▶ Dataset items
----------

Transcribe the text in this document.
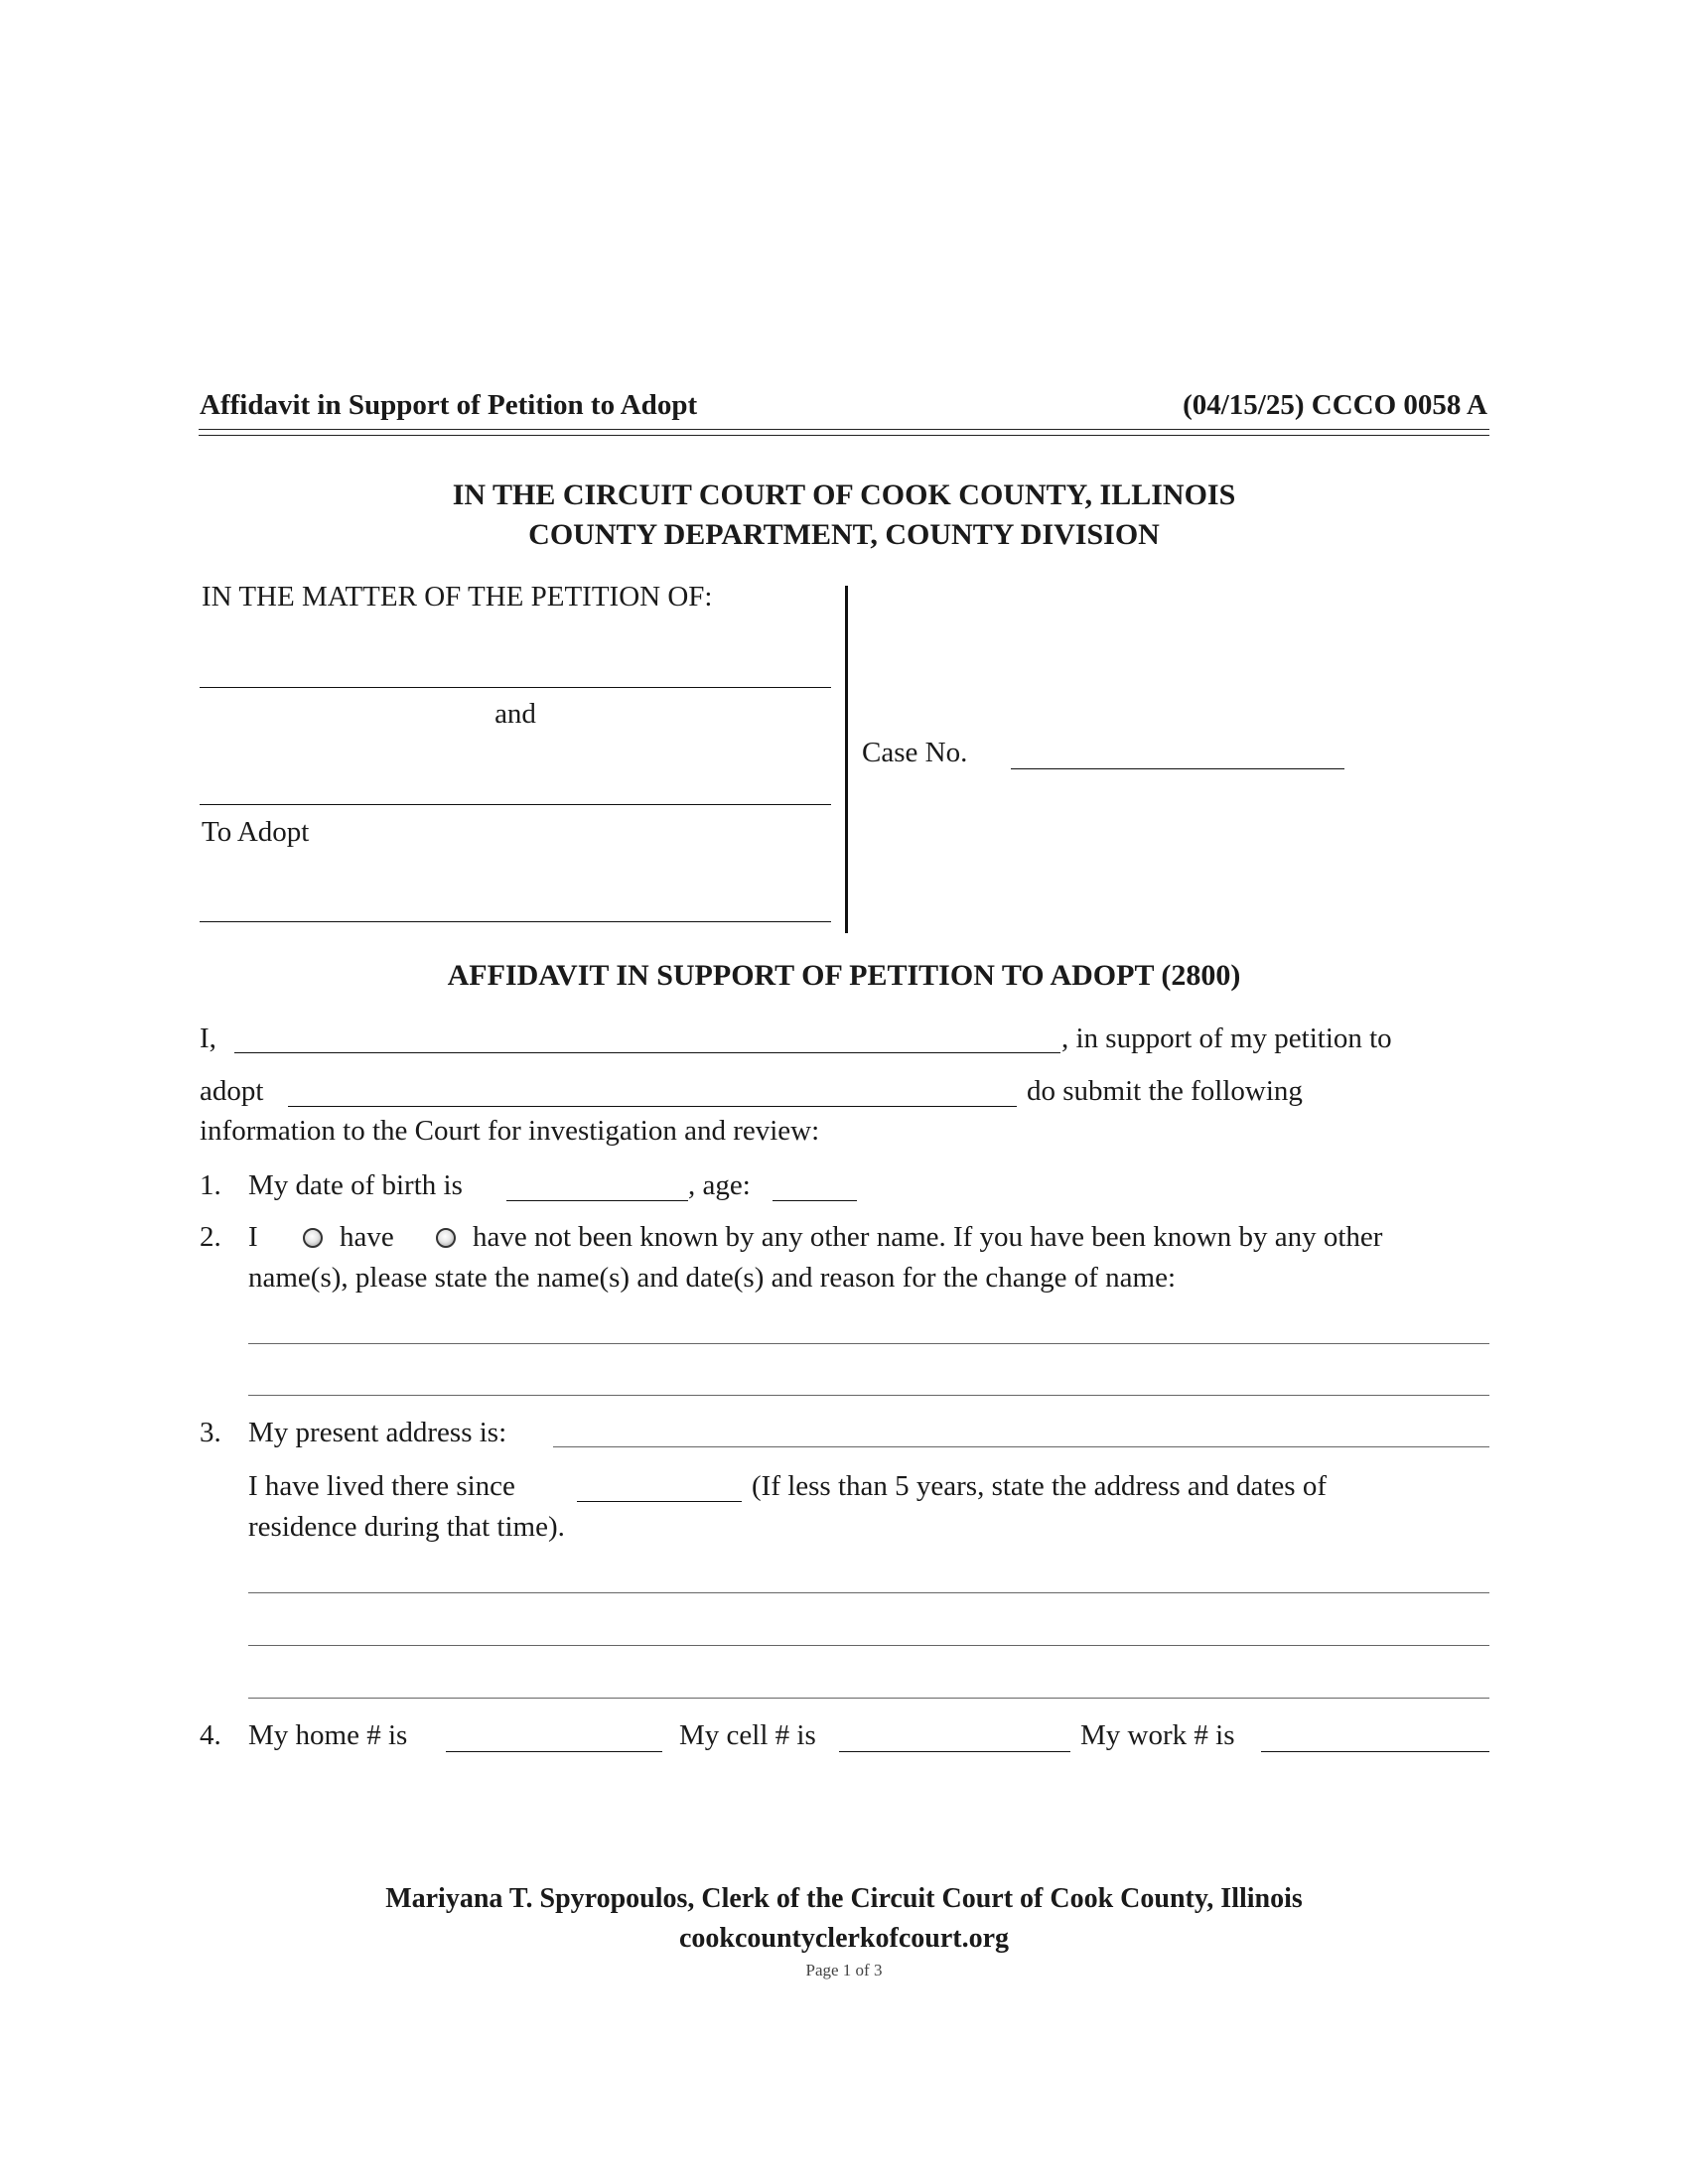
Affidavit in Support of Petition to Adopt	(04/15/25) CCCO 0058 A
IN THE CIRCUIT COURT OF COOK COUNTY, ILLINOIS
COUNTY DEPARTMENT, COUNTY DIVISION
IN THE MATTER OF THE PETITION OF:
and
To Adopt
Case No.
AFFIDAVIT IN SUPPORT OF PETITION TO ADOPT (2800)
I,	, in support of my petition to
adopt	do submit the following
information to the Court for investigation and review:
1. My date of birth is	, age:
2. I	have	have not been known by any other name. If you have been known by any other
name(s), please state the name(s) and date(s) and reason for the change of name:
3. My present address is:
I have lived there since	(If less than 5 years, state the address and dates of
residence during that time).
4. My home # is	My cell # is	My work # is
Mariyana T. Spyropoulos, Clerk of the Circuit Court of Cook County, Illinois
cookcountyclerkofcourt.org
Page 1 of 3
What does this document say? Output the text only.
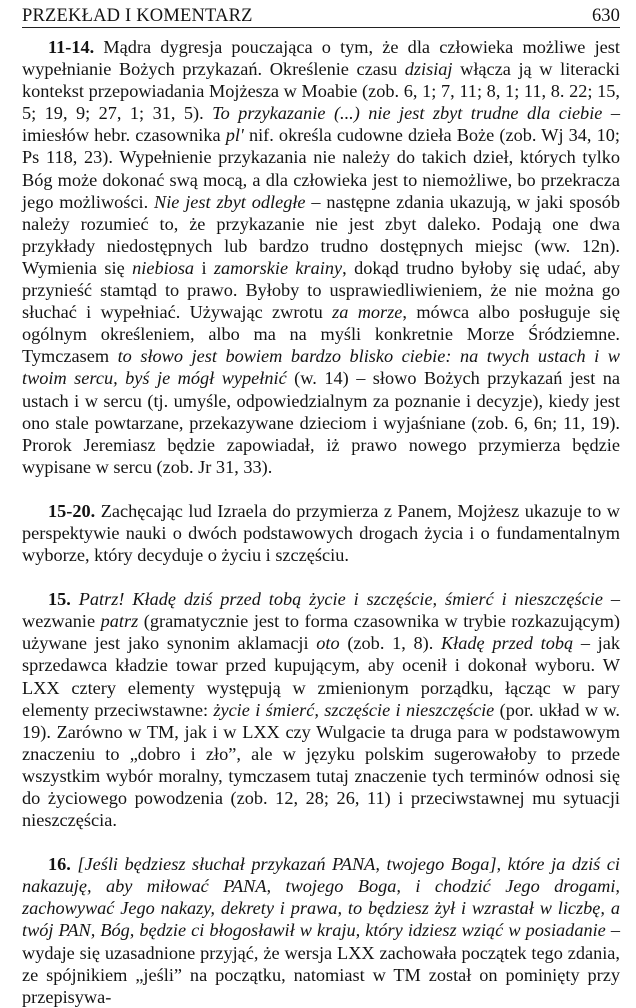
PRZEKŁAD I KOMENTARZ	630

11-14. Mądra dygresja pouczająca o tym, że dla człowieka możliwe jest wypełnianie Bożych przykazań. Określenie czasu dzisiaj włącza ją w literacki kontekst przepowiadania Mojżesza w Moabie (zob. 6, 1; 7, 11; 8, 1; 11, 8. 22; 15, 5; 19, 9; 27, 1; 31, 5). To przykazanie (...) nie jest zbyt trudne dla ciebie – imiesłów hebr. czasownika pl' nif. określa cudowne dzieła Boże (zob. Wj 34, 10; Ps 118, 23). Wypełnienie przykazania nie należy do takich dzieł, których tylko Bóg może dokonać swą mocą, a dla człowieka jest to niemożliwe, bo przekracza jego możliwości. Nie jest zbyt odległe – następne zdania ukazują, w jaki sposób należy rozumieć to, że przykazanie nie jest zbyt daleko. Podają one dwa przykłady niedostępnych lub bardzo trudno dostępnych miejsc (ww. 12n). Wymienia się niebiosa i zamorskie krainy, dokąd trudno byłoby się udać, aby przynieść stamtąd to prawo. Byłoby to usprawiedliwieniem, że nie można go słuchać i wypełniać. Używając zwrotu za morze, mówca albo posługuje się ogólnym określeniem, albo ma na myśli konkretnie Morze Śródziemne. Tymczasem to słowo jest bowiem bardzo blisko ciebie: na twych ustach i w twoim sercu, byś je mógł wypełnić (w. 14) – słowo Bożych przykazań jest na ustach i w sercu (tj. umyśle, odpowiedzialnym za poznanie i decyzje), kiedy jest ono stale powtarzane, przekazywane dzieciom i wyjaśniane (zob. 6, 6n; 11, 19). Prorok Jeremiasz będzie zapowiadał, iż prawo nowego przymierza będzie wypisane w sercu (zob. Jr 31, 33).

15-20. Zachęcając lud Izraela do przymierza z Panem, Mojżesz ukazuje to w perspektywie nauki o dwóch podstawowych drogach życia i o fundamentalnym wyborze, który decyduje o życiu i szczęściu.

15. Patrz! Kładę dziś przed tobą życie i szczęście, śmierć i nieszczęście – wezwanie patrz (gramatycznie jest to forma czasownika w trybie rozkazującym) używane jest jako synonim aklamacji oto (zob. 1, 8). Kładę przed tobą – jak sprzedawca kładzie towar przed kupującym, aby ocenił i dokonał wyboru. W LXX cztery elementy występują w zmienionym porządku, łącząc w pary elementy przeciwstawne: życie i śmierć, szczęście i nieszczęście (por. układ w w. 19). Zarówno w TM, jak i w LXX czy Wulgacie ta druga para w podstawowym znaczeniu to „dobro i zło”, ale w języku polskim sugerowałoby to przede wszystkim wybór moralny, tymczasem tutaj znaczenie tych terminów odnosi się do życiowego powodzenia (zob. 12, 28; 26, 11) i przeciwstawnej mu sytuacji nieszczęścia.

16. [Jeśli będziesz słuchał przykazań PANA, twojego Boga], które ja dziś ci nakazuję, aby miłować PANA, twojego Boga, i chodzić Jego drogami, zachowywać Jego nakazy, dekrety i prawa, to będziesz żył i wzrastał w liczbę, a twój PAN, Bóg, będzie ci błogosławił w kraju, który idziesz wziąć w posiadanie – wydaje się uzasadnione przyjąć, że wersja LXX zachowała początek tego zdania, ze spójnikiem „jeśli” na początku, natomiast w TM został on pominięty przy przepisywa-
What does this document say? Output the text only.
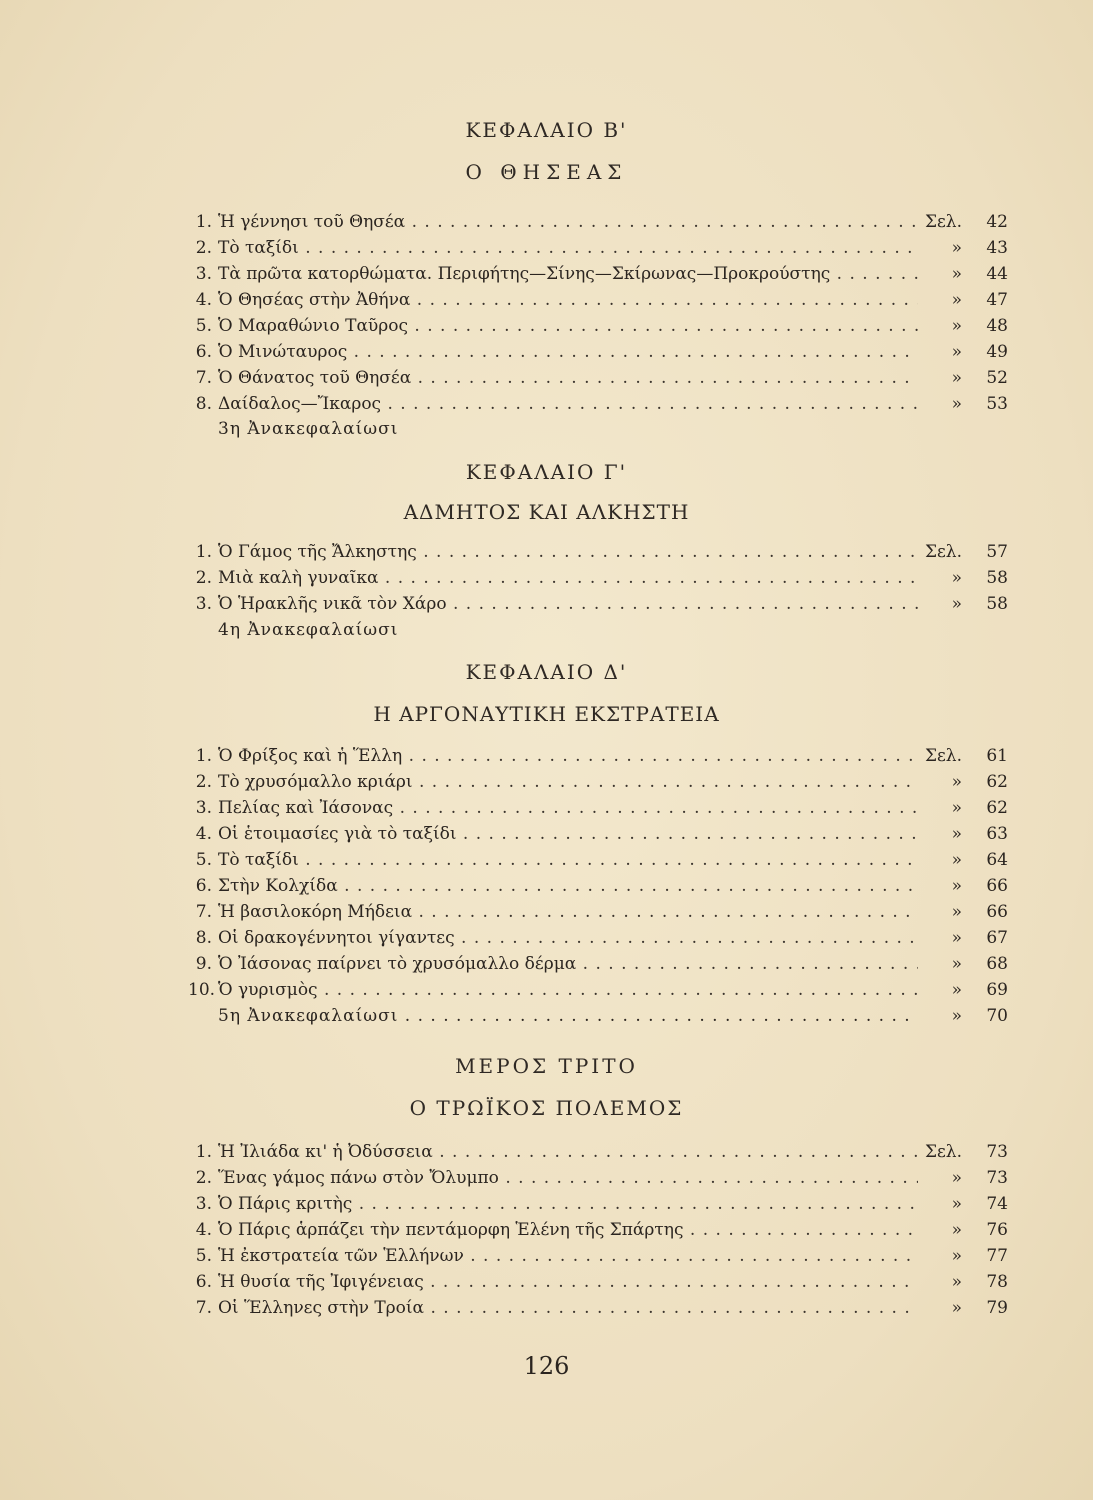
ΚΕΦΑΛΑΙΟ Β'
Ο ΘΗΣΕΑΣ
1. Ἡ γέννησι τοῦ Θησέα . . .	Σελ.	42
2. Τὸ ταξίδι . . .	»	43
3. Τὰ πρῶτα κατορθώματα. Περιφήτης—Σίνης—Σκίρωνας—Προκρούστης . . .	»	44
4. Ὁ Θησέας στὴν Ἀθήνα . . .	»	47
5. Ὁ Μαραθώνιο Ταῦρος . . .	»	48
6. Ὁ Μινώταυρος . . .	»	49
7. Ὁ Θάνατος τοῦ Θησέα . . .	»	52
8. Δαίδαλος—Ἴκαρος . . .	»	53
3η Ἀνακεφαλαίωσι
ΚΕΦΑΛΑΙΟ Γ'
ΑΔΜΗΤΟΣ ΚΑΙ ΑΛΚΗΣΤΗ
1. Ὁ Γάμος τῆς Ἄλκηστης . . .	Σελ.	57
2. Μιὰ καλὴ γυναῖκα . . .	»	58
3. Ὁ Ἡρακλῆς νικᾶ τὸν Χάρο . . .	»	58
4η Ἀνακεφαλαίωσι
ΚΕΦΑΛΑΙΟ Δ'
Η ΑΡΓΟΝΑΥΤΙΚΗ ΕΚΣΤΡΑΤΕΙΑ
1. Ὁ Φρίξος καὶ ἡ Ἕλλη . . .	Σελ.	61
2. Τὸ χρυσόμαλλο κριάρι . . .	»	62
3. Πελίας καὶ Ἰάσονας . . .	»	62
4. Οἱ ἑτοιμασίες γιὰ τὸ ταξίδι . . .	»	63
5. Τὸ ταξίδι . . .	»	64
6. Στὴν Κολχίδα . . .	»	66
7. Ἡ βασιλοκόρη Μήδεια . . .	»	66
8. Οἱ δρακογέννητοι γίγαντες . . .	»	67
9. Ὁ Ἰάσονας παίρνει τὸ χρυσόμαλλο δέρμα . . .	»	68
10. Ὁ γυρισμὸς . . .	»	69
5η Ἀνακεφαλαίωσι . . .	»	70
ΜΕΡΟΣ ΤΡΙΤΟ
Ο ΤΡΩΪΚΟΣ ΠΟΛΕΜΟΣ
1. Ἡ Ἰλιάδα κι' ἡ Ὀδύσσεια . . .	Σελ.	73
2. Ἕνας γάμος πάνω στὸν Ὄλυμπο . . .	»	73
3. Ὁ Πάρις κριτὴς . . .	»	74
4. Ὁ Πάρις ἁρπάζει τὴν πεντάμορφη Ἑλένη τῆς Σπάρτης . . .	»	76
5. Ἡ ἐκστρατεία τῶν Ἑλλήνων . . .	»	77
6. Ἡ θυσία τῆς Ἰφιγένειας . . .	»	78
7. Οἱ Ἕλληνες στὴν Τροία . . .	»	79
126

----------

▶ WHAT YOU SHOULD DO
Pull out every line of the records that includes the string "ταξίδι".

▶ THE ANSWER
2. Τὸ ταξίδι . . .	»	43
4. Οἱ ἑτοιμασίες γιὰ τὸ ταξίδι . . .	»	63
5. Τὸ ταξίδι . . .	»	64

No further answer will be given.